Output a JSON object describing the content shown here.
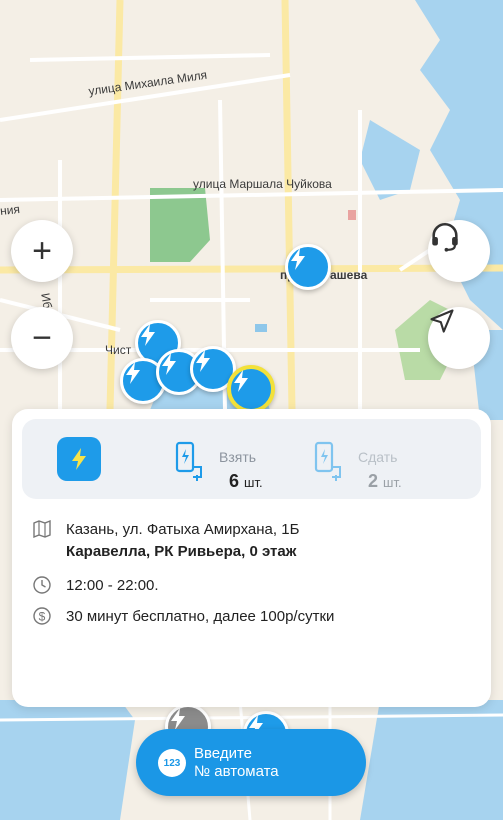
{
  "map": {
    "streets": [
      "улица Михаила Миля",
      "улица Маршала Чуйкова",
      "просп",
      "ашева",
      "Ибрагимова",
      "Чист",
      "ния"
    ]
  },
  "controls": {
    "zoom_in": "+",
    "zoom_out": "−"
  },
  "station": {
    "take_label": "Взять",
    "take_count": "6",
    "take_unit": "шт.",
    "return_label": "Сдать",
    "return_count": "2",
    "return_unit": "шт.",
    "address": "Казань, ул. Фатыха Амирхана, 1Б",
    "place": "Каравелла, РК Ривьера, 0 этаж",
    "hours": "12:00 - 22:00.",
    "tariff": "30 минут бесплатно, далее 100р/сутки"
  },
  "cta": {
    "badge": "123",
    "line1": "Введите",
    "line2": "№ автомата"
  },
  "colors": {
    "accent": "#1e9be9",
    "selected_ring": "#f2e13a",
    "water": "#a7d3ef",
    "park": "#8dc88f"
  }
}
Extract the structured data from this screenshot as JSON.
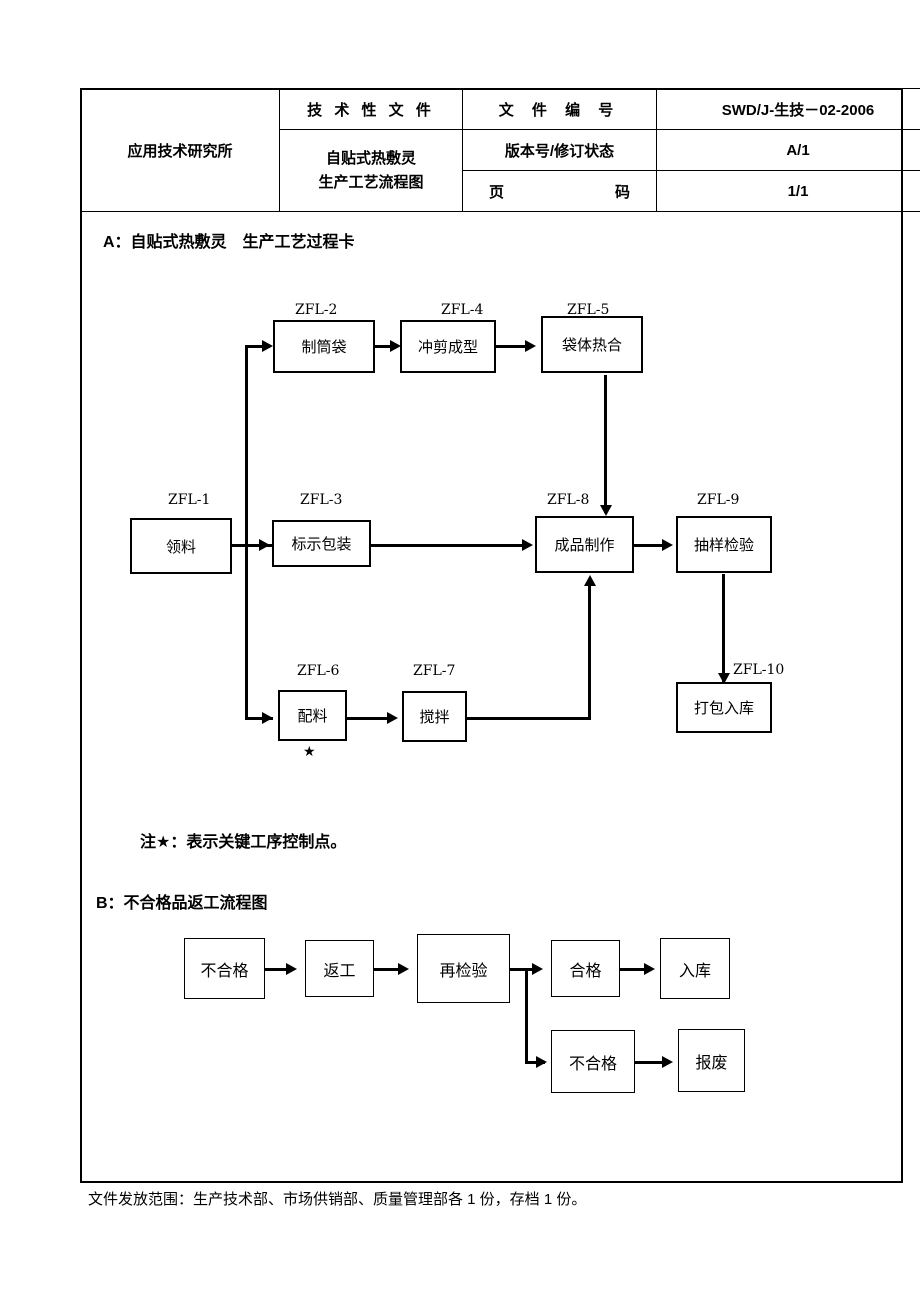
{
  "header": {
    "organization": "应用技术研究所",
    "doc_type_label": "技 术 性 文 件",
    "doc_name_line1": "自贴式热敷灵",
    "doc_name_line2": "生产工艺流程图",
    "doc_number_label": "文 件 编 号",
    "doc_number_value": "SWD/J-生技－02-2006",
    "version_label": "版本号/修订状态",
    "version_value": "A/1",
    "page_label_left": "页",
    "page_label_right": "码",
    "page_value": "1/1"
  },
  "section_a": {
    "title": "A：自贴式热敷灵　生产工艺过程卡",
    "note": "注★：表示关键工序控制点。",
    "nodes": [
      {
        "tag": "ZFL-1",
        "label": "领料"
      },
      {
        "tag": "ZFL-2",
        "label": "制筒袋"
      },
      {
        "tag": "ZFL-3",
        "label": "标示包装"
      },
      {
        "tag": "ZFL-4",
        "label": "冲剪成型"
      },
      {
        "tag": "ZFL-5",
        "label": "袋体热合"
      },
      {
        "tag": "ZFL-6",
        "label": "配料"
      },
      {
        "tag": "ZFL-7",
        "label": "搅拌"
      },
      {
        "tag": "ZFL-8",
        "label": "成品制作"
      },
      {
        "tag": "ZFL-9",
        "label": "抽样检验"
      },
      {
        "tag": "ZFL-10",
        "label": "打包入库"
      }
    ],
    "key_control_marker": "★"
  },
  "section_b": {
    "title": "B：不合格品返工流程图",
    "nodes": [
      {
        "label": "不合格"
      },
      {
        "label": "返工"
      },
      {
        "label": "再检验"
      },
      {
        "label": "合格"
      },
      {
        "label": "入库"
      },
      {
        "label": "不合格"
      },
      {
        "label": "报废"
      }
    ]
  },
  "footer": {
    "distribution": "文件发放范围：生产技术部、市场供销部、质量管理部各 1 份，存档 1 份。"
  }
}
☆ ☆ ☆
» **Set task**
Return all of the entries word for word, but omit the pictures.

» **Worked solution**
Output a JSON object describing the content shown here.
{
  "map": {
    "streets": [
      "улица Михаила Миля",
      "улица Маршала Чуйкова",
      "просп",
      "ашева",
      "Ибрагимова",
      "Чист",
      "ния"
    ]
  },
  "controls": {
    "zoom_in": "+",
    "zoom_out": "−"
  },
  "station": {
    "take_label": "Взять",
    "take_count": "6",
    "take_unit": "шт.",
    "return_label": "Сдать",
    "return_count": "2",
    "return_unit": "шт.",
    "address": "Казань, ул. Фатыха Амирхана, 1Б",
    "place": "Каравелла, РК Ривьера, 0 этаж",
    "hours": "12:00 - 22:00.",
    "tariff": "30 минут бесплатно, далее 100р/сутки"
  },
  "cta": {
    "badge": "123",
    "line1": "Введите",
    "line2": "№ автомата"
  },
  "colors": {
    "accent": "#1e9be9",
    "selected_ring": "#f2e13a",
    "water": "#a7d3ef",
    "park": "#8dc88f"
  }
}
Extract the structured data from this screenshot as JSON.
{
  "header": {
    "organization": "应用技术研究所",
    "doc_type_label": "技 术 性 文 件",
    "doc_name_line1": "自贴式热敷灵",
    "doc_name_line2": "生产工艺流程图",
    "doc_number_label": "文 件 编 号",
    "doc_number_value": "SWD/J-生技－02-2006",
    "version_label": "版本号/修订状态",
    "version_value": "A/1",
    "page_label_left": "页",
    "page_label_right": "码",
    "page_value": "1/1"
  },
  "section_a": {
    "title": "A：自贴式热敷灵　生产工艺过程卡",
    "note": "注★：表示关键工序控制点。",
    "nodes": [
      {
        "tag": "ZFL-1",
        "label": "领料"
      },
      {
        "tag": "ZFL-2",
        "label": "制筒袋"
      },
      {
        "tag": "ZFL-3",
        "label": "标示包装"
      },
      {
        "tag": "ZFL-4",
        "label": "冲剪成型"
      },
      {
        "tag": "ZFL-5",
        "label": "袋体热合"
      },
      {
        "tag": "ZFL-6",
        "label": "配料"
      },
      {
        "tag": "ZFL-7",
        "label": "搅拌"
      },
      {
        "tag": "ZFL-8",
        "label": "成品制作"
      },
      {
        "tag": "ZFL-9",
        "label": "抽样检验"
      },
      {
        "tag": "ZFL-10",
        "label": "打包入库"
      }
    ],
    "key_control_marker": "★"
  },
  "section_b": {
    "title": "B：不合格品返工流程图",
    "nodes": [
      {
        "label": "不合格"
      },
      {
        "label": "返工"
      },
      {
        "label": "再检验"
      },
      {
        "label": "合格"
      },
      {
        "label": "入库"
      },
      {
        "label": "不合格"
      },
      {
        "label": "报废"
      }
    ]
  },
  "footer": {
    "distribution": "文件发放范围：生产技术部、市场供销部、质量管理部各 1 份，存档 1 份。"
  }
}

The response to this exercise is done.